## [WHAT THE TASK REQUIRES]
Reproduce each line from the records that holds "dans".
[BEGIN DATA FOR THIS EXERCISE]
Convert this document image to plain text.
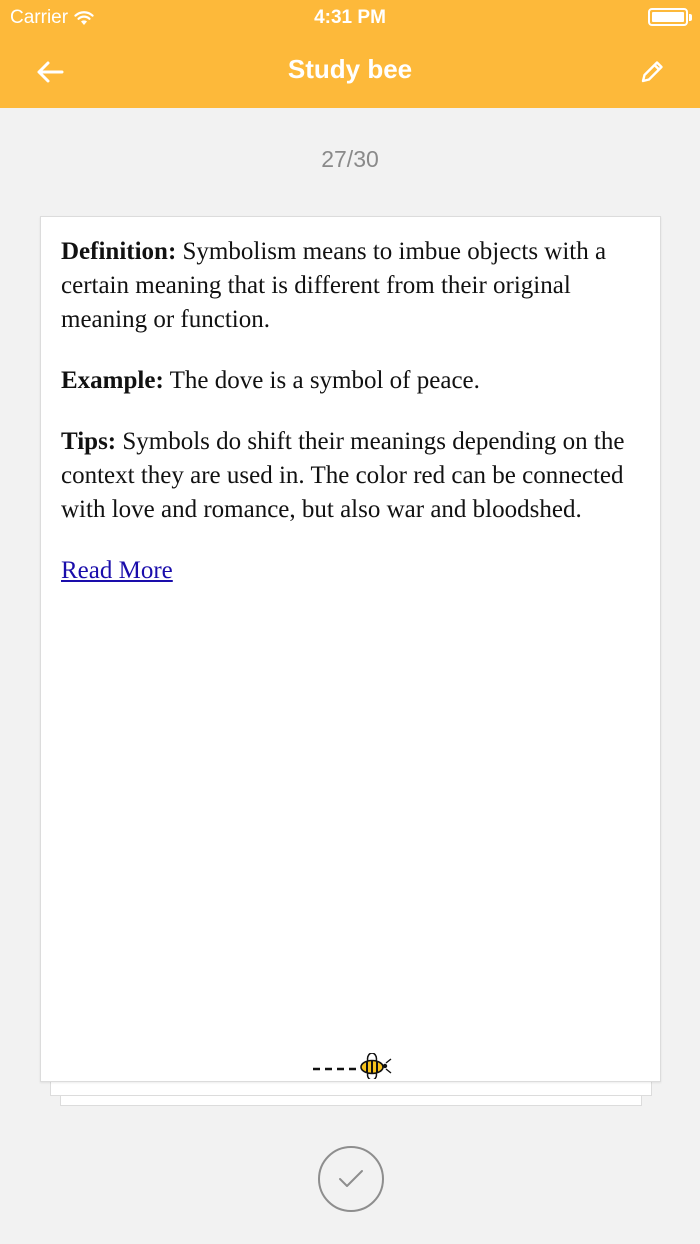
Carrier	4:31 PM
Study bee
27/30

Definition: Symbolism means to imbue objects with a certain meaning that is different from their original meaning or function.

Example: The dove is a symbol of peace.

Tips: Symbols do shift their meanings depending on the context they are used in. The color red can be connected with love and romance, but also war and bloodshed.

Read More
[END DATA FOR THIS EXERCISE]
[BEGIN DATA FOR THIS EXERCISE]
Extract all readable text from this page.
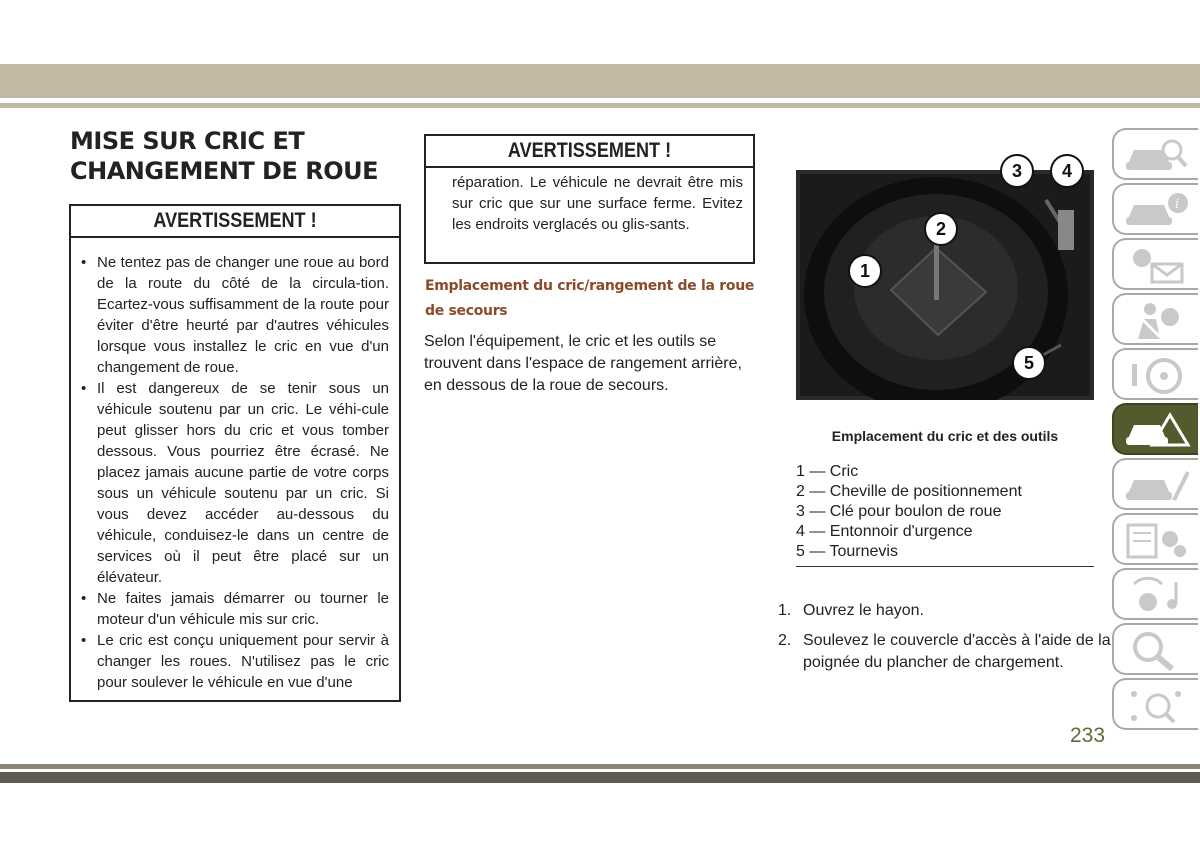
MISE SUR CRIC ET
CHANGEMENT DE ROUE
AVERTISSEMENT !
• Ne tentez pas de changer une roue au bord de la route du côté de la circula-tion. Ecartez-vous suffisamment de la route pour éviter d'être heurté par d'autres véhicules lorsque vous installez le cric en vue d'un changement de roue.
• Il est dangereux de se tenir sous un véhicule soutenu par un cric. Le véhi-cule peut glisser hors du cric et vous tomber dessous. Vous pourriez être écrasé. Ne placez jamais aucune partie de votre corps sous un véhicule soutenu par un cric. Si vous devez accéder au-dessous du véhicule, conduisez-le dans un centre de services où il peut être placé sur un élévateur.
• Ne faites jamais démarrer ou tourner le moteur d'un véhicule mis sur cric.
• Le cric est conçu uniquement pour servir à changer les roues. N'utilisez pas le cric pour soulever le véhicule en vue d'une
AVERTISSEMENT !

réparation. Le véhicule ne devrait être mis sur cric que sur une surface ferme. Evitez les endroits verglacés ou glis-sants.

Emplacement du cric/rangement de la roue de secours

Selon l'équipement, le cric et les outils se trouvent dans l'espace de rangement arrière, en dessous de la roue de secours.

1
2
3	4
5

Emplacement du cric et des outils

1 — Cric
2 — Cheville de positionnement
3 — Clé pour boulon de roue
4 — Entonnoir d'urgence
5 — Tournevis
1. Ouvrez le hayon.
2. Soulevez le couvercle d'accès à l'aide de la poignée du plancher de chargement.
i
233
[END DATA FOR THIS EXERCISE]
## [THE OUTPUT]
• Il est dangereux de se tenir sous un véhicule soutenu par un cric. Le véhi-cule peut glisser hors du cric et vous tomber dessous. Vous pourriez être écrasé. Ne placez jamais aucune partie de votre corps sous un véhicule soutenu par un cric. Si vous devez accéder au-dessous du véhicule, conduisez-le dans un centre de services où il peut être placé sur un élévateur.
Selon l'équipement, le cric et les outils se trouvent dans l'espace de rangement arrière, en dessous de la roue de secours.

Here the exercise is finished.